— Work instructions —
List the lines of this listing that hold the word "centimeters".

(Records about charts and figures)

^^^^^^^^

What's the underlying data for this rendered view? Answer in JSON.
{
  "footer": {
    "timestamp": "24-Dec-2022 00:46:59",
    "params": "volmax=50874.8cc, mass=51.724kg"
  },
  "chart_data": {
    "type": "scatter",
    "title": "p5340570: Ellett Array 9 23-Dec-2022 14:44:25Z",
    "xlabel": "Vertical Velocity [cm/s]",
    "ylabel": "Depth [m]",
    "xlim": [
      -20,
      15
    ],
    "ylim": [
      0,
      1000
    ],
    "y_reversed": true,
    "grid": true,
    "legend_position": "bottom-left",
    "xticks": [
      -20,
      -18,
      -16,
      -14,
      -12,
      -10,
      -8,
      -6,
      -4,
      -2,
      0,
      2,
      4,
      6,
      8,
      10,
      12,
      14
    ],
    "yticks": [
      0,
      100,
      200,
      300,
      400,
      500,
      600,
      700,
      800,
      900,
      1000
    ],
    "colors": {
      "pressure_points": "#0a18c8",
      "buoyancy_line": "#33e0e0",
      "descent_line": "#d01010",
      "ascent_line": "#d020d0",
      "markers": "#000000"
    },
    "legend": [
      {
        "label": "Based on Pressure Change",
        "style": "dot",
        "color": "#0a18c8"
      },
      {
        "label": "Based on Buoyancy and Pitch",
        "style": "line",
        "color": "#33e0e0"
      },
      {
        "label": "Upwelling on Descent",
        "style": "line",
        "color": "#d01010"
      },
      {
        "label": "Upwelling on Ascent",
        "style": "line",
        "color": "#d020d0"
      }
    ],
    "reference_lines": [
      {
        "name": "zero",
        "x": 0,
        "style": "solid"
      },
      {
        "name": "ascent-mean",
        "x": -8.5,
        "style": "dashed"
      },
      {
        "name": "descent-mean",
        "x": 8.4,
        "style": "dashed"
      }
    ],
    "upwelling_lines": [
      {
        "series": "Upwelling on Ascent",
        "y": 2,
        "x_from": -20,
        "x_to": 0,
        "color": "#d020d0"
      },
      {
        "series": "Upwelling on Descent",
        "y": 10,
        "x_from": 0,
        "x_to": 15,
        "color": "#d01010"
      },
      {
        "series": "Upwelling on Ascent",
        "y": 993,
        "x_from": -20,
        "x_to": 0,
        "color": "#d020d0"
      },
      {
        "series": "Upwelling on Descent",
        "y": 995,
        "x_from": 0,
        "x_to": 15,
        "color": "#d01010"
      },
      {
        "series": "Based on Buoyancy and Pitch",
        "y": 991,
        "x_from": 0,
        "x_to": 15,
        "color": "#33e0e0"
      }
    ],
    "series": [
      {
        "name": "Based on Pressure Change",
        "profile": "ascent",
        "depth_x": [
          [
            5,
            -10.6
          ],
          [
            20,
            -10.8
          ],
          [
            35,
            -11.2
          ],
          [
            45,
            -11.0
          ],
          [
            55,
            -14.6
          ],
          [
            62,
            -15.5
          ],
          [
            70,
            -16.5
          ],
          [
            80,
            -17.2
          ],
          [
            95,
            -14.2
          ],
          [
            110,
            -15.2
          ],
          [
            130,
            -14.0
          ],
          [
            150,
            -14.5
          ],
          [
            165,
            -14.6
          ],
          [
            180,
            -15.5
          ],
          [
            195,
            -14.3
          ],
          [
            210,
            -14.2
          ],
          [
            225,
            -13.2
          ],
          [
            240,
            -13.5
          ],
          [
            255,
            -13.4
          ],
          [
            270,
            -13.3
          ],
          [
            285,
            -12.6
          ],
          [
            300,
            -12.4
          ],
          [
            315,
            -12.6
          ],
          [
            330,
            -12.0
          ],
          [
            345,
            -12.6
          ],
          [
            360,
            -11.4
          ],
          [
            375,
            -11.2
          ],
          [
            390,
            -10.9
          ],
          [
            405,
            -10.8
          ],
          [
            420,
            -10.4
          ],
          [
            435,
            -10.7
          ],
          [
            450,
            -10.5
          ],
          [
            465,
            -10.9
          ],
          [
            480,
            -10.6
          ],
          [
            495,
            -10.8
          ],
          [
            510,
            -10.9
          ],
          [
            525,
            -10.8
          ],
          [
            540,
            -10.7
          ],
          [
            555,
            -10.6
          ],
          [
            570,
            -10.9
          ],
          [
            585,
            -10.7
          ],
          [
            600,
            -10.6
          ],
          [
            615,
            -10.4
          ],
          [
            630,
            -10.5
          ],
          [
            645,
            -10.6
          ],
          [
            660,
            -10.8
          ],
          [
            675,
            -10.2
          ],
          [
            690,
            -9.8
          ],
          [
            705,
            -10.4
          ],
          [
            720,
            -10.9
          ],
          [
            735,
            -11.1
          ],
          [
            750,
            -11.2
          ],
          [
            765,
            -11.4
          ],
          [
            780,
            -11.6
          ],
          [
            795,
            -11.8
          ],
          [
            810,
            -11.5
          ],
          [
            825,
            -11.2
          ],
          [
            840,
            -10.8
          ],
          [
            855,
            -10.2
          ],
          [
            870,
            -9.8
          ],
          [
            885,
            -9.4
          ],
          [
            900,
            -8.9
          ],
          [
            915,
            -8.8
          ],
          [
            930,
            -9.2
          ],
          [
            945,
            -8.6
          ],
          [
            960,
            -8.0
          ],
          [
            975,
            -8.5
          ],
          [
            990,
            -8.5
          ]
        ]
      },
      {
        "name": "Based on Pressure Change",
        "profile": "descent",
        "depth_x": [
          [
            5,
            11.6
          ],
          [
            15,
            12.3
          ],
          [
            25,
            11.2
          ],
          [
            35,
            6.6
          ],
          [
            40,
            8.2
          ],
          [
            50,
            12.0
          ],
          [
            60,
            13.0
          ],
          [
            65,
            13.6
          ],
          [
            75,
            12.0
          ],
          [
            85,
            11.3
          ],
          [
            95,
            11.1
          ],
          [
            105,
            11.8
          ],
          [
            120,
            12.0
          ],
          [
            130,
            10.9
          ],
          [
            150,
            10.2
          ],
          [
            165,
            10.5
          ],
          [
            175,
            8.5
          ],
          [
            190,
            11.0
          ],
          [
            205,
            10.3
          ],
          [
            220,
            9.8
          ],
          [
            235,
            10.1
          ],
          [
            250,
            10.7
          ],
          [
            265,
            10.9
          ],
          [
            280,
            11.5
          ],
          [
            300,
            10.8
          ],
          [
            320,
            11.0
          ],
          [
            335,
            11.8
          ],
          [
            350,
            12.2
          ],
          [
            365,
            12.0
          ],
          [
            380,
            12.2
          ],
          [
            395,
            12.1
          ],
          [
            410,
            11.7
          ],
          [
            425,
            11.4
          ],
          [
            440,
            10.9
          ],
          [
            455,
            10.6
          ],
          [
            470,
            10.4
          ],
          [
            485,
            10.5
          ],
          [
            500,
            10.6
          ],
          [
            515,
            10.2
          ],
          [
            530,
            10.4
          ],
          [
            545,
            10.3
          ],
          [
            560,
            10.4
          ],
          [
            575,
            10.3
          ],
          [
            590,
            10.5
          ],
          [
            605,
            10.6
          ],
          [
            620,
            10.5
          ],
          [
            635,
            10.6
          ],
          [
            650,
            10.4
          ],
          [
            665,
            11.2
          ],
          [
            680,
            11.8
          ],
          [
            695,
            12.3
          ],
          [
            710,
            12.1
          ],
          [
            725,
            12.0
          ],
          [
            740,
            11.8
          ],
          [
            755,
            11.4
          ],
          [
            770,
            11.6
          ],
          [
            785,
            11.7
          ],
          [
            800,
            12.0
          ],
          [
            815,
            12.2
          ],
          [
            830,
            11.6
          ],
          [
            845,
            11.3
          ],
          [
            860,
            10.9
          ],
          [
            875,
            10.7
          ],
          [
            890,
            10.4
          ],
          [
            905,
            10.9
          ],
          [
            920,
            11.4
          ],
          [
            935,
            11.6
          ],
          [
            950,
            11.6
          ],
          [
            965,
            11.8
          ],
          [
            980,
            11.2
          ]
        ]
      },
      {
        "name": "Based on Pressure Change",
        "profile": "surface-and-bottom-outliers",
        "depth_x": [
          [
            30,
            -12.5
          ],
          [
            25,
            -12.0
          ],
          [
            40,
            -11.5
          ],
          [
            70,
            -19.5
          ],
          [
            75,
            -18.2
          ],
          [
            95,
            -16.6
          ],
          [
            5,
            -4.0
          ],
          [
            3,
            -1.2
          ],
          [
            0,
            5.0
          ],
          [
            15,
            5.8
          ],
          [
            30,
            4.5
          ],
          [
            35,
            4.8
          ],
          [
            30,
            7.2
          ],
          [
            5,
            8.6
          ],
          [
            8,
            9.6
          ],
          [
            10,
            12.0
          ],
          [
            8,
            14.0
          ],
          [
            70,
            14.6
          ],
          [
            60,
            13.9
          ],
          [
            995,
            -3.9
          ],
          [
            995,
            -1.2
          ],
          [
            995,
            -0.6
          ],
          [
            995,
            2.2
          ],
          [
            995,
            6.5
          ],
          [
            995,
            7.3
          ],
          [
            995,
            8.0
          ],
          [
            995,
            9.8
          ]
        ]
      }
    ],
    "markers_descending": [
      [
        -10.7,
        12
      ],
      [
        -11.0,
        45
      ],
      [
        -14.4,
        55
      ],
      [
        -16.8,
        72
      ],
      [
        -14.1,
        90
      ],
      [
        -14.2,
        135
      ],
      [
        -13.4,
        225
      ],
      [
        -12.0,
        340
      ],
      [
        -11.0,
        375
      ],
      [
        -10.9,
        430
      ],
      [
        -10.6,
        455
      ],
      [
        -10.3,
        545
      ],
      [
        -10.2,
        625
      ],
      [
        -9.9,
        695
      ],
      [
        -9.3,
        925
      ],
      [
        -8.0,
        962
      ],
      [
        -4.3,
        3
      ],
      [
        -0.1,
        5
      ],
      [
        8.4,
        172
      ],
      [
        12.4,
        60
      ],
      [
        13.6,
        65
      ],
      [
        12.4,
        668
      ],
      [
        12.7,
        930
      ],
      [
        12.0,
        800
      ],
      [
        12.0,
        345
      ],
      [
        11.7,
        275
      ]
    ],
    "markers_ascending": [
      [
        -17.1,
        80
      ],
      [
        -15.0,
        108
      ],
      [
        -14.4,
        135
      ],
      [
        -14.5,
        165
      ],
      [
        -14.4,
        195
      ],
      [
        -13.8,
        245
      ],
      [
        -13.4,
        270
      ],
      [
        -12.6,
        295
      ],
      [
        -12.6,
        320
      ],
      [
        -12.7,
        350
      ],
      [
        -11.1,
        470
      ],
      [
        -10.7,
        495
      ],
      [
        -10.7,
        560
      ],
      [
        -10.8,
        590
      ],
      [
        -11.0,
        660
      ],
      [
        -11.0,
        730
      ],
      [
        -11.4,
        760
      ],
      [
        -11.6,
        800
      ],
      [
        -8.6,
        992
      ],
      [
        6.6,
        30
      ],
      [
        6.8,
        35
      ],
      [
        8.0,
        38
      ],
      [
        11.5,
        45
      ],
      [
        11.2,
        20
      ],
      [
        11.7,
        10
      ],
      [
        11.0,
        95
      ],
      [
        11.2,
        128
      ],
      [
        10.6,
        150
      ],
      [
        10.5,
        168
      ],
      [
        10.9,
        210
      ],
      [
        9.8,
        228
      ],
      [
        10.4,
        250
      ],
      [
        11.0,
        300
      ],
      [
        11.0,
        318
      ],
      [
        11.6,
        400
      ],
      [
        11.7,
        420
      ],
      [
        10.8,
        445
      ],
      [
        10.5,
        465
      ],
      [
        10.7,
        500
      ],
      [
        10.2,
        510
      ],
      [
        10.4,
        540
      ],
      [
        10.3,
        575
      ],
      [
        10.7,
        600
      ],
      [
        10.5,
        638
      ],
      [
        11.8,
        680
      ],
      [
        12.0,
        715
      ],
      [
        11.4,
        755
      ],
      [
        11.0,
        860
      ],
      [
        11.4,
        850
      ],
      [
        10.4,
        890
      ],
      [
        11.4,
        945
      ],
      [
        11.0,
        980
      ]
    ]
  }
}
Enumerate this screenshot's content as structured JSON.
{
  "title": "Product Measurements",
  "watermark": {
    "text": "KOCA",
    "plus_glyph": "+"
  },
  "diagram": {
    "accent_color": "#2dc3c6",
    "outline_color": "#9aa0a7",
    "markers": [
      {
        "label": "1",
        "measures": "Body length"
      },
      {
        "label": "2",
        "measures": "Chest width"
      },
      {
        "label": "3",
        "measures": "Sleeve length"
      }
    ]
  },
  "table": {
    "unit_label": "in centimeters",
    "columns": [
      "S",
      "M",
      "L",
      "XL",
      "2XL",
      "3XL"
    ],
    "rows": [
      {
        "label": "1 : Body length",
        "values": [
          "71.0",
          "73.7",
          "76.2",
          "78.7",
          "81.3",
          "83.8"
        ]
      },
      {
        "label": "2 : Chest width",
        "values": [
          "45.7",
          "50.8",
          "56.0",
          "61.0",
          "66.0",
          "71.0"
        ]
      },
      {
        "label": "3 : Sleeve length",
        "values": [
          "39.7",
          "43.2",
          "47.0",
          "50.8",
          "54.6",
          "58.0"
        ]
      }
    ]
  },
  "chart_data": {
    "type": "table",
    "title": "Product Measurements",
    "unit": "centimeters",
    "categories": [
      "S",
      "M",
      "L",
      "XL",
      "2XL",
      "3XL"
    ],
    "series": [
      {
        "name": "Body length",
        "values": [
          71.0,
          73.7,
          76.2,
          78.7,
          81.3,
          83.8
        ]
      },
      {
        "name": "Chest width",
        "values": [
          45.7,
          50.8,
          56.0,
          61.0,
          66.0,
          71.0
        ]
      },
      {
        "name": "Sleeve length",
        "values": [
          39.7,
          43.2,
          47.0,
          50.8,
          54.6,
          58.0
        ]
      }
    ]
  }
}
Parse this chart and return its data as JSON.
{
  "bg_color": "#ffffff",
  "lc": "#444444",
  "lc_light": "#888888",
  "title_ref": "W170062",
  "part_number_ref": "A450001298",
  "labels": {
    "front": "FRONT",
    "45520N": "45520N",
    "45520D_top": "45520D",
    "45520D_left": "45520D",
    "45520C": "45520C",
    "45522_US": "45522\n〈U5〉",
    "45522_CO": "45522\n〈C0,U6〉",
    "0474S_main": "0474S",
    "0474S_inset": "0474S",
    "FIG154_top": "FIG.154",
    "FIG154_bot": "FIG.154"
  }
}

^^^^^^^^

— Solution —
    "unit_label": "in centimeters",
    "unit": "centimeters",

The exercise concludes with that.